Count the lines below that contain the word "characters", and report only that number.

◇ ◇ ◇ ◇

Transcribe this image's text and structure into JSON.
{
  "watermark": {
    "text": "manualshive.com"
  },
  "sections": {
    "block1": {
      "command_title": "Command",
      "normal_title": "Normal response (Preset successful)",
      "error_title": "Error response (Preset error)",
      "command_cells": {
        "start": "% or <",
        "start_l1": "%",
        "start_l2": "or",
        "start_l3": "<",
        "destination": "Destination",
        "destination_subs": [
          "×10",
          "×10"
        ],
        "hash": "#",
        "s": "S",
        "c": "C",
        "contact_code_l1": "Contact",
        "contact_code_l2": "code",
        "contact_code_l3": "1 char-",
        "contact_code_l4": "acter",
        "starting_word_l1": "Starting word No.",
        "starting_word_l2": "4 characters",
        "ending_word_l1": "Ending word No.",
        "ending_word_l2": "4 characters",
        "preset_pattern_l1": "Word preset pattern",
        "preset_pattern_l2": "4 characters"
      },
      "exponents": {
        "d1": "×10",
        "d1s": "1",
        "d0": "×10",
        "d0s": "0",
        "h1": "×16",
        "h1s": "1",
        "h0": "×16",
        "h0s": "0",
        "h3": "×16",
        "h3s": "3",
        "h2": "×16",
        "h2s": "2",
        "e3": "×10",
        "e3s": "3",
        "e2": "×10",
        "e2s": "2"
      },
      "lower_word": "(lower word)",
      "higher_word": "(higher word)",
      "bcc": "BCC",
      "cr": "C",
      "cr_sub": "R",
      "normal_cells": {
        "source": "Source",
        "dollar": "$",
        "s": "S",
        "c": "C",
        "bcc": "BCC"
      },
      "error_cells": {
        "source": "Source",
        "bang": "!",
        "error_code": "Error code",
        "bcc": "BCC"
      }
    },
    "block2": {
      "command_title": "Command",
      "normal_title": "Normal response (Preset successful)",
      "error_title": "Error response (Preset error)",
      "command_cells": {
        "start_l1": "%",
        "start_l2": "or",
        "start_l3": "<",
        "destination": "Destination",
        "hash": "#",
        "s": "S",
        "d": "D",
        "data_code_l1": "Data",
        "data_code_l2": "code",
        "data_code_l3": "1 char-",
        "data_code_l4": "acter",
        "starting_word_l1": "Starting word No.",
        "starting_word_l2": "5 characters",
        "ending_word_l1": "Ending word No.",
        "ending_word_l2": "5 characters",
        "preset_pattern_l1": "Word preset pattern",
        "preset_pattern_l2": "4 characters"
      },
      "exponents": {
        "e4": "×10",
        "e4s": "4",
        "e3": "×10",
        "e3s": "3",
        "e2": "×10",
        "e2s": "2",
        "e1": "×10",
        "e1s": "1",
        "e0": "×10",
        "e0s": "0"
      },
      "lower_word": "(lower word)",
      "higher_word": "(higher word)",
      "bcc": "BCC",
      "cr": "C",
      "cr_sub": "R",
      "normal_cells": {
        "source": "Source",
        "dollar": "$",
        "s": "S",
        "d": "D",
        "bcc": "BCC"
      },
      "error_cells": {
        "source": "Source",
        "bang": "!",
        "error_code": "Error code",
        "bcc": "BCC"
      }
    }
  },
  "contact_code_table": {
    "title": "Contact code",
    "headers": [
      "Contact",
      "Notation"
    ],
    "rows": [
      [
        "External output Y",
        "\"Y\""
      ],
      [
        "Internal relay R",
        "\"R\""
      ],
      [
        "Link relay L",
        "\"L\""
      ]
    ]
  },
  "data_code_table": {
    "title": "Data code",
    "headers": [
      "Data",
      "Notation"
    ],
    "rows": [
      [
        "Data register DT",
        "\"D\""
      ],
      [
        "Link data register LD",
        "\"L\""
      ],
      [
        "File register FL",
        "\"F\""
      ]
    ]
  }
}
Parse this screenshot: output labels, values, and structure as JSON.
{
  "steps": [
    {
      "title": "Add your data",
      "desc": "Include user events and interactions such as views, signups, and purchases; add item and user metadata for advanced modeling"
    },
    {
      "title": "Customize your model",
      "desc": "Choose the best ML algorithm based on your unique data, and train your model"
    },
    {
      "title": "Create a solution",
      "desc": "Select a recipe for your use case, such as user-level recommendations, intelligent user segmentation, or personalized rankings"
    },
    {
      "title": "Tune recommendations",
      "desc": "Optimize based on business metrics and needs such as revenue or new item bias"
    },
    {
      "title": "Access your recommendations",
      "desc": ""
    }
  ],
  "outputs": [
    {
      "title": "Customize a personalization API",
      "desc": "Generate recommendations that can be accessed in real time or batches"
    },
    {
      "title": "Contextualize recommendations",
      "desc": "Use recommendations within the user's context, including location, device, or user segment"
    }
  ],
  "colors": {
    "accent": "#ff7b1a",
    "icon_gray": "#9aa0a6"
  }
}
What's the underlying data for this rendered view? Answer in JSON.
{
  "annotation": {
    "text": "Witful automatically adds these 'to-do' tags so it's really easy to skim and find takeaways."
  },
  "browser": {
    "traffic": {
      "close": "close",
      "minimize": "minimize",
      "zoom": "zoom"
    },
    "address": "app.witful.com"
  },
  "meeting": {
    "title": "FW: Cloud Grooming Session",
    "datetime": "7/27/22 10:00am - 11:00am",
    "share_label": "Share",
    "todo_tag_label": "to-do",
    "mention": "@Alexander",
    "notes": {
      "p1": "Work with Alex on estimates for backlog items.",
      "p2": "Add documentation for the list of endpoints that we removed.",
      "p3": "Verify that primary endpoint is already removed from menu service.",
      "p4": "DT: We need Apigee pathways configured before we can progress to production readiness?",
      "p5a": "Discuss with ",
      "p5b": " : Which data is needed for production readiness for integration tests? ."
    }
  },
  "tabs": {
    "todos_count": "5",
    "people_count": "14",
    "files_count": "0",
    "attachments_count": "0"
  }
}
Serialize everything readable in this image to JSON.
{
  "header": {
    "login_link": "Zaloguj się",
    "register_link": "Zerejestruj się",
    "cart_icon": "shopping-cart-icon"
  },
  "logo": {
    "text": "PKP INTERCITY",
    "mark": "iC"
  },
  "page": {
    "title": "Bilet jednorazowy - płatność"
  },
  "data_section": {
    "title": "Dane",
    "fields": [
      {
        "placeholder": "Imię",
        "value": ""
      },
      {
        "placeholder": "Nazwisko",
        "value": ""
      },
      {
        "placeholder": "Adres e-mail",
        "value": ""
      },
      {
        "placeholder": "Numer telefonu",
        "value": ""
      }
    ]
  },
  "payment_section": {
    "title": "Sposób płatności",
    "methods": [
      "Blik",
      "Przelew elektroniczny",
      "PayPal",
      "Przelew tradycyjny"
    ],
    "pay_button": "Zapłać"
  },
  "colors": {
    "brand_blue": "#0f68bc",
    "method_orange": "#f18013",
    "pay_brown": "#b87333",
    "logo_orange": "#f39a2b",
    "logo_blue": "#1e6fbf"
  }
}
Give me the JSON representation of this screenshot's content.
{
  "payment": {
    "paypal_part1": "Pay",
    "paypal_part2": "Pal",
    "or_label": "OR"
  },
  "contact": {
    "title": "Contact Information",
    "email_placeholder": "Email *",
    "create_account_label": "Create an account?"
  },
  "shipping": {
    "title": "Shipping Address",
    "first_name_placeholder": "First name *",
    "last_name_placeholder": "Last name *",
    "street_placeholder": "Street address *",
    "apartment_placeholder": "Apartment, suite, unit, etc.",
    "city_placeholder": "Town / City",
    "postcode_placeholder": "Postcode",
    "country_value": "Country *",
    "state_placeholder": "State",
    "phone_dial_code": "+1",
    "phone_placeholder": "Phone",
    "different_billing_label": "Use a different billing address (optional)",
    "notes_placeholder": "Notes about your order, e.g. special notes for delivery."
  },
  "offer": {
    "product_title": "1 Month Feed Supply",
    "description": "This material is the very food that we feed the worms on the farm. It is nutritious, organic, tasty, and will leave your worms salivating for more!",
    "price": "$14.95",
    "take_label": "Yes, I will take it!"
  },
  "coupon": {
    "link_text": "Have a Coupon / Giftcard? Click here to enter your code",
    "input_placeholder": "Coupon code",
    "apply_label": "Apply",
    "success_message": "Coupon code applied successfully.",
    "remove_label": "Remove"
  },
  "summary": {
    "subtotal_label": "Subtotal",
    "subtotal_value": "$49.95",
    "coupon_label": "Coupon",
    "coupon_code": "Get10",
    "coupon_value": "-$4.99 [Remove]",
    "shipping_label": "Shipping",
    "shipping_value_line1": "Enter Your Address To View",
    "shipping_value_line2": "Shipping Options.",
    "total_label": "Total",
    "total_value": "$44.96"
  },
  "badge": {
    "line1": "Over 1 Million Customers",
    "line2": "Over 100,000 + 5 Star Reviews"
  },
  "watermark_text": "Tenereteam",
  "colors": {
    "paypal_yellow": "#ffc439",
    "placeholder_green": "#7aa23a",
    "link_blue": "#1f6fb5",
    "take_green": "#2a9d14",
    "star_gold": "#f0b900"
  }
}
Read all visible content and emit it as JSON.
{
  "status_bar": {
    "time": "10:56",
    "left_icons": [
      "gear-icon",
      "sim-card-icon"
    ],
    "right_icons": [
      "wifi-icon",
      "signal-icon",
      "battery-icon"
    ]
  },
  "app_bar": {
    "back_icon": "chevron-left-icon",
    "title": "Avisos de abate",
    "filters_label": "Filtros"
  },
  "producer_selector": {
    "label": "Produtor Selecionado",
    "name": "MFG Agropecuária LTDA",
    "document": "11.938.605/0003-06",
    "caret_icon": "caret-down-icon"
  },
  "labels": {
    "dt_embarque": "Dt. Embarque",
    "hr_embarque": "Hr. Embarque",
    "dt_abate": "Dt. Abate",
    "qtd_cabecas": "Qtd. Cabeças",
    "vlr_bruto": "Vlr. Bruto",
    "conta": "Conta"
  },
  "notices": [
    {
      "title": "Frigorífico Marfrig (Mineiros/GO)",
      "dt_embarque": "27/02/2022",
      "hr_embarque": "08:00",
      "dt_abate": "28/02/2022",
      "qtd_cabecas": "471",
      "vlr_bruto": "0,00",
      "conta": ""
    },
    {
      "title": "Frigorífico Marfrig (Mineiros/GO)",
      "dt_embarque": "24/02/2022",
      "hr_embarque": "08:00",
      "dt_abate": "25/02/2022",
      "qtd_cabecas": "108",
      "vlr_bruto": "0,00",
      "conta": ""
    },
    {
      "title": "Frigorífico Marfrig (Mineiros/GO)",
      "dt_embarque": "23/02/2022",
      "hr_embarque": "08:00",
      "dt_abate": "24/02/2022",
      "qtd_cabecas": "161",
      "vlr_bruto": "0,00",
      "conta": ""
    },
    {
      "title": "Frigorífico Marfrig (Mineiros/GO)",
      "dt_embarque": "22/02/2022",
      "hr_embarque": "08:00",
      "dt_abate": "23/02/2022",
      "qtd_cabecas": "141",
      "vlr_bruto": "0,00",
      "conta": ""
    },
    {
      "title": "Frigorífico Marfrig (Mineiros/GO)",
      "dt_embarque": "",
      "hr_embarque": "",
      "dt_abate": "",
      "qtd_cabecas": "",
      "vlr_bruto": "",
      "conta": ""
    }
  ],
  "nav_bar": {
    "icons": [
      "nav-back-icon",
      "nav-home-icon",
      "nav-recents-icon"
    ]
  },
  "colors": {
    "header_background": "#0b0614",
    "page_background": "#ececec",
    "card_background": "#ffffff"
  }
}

◇ ◇ ◇ ◇

> _Reply to the task_
6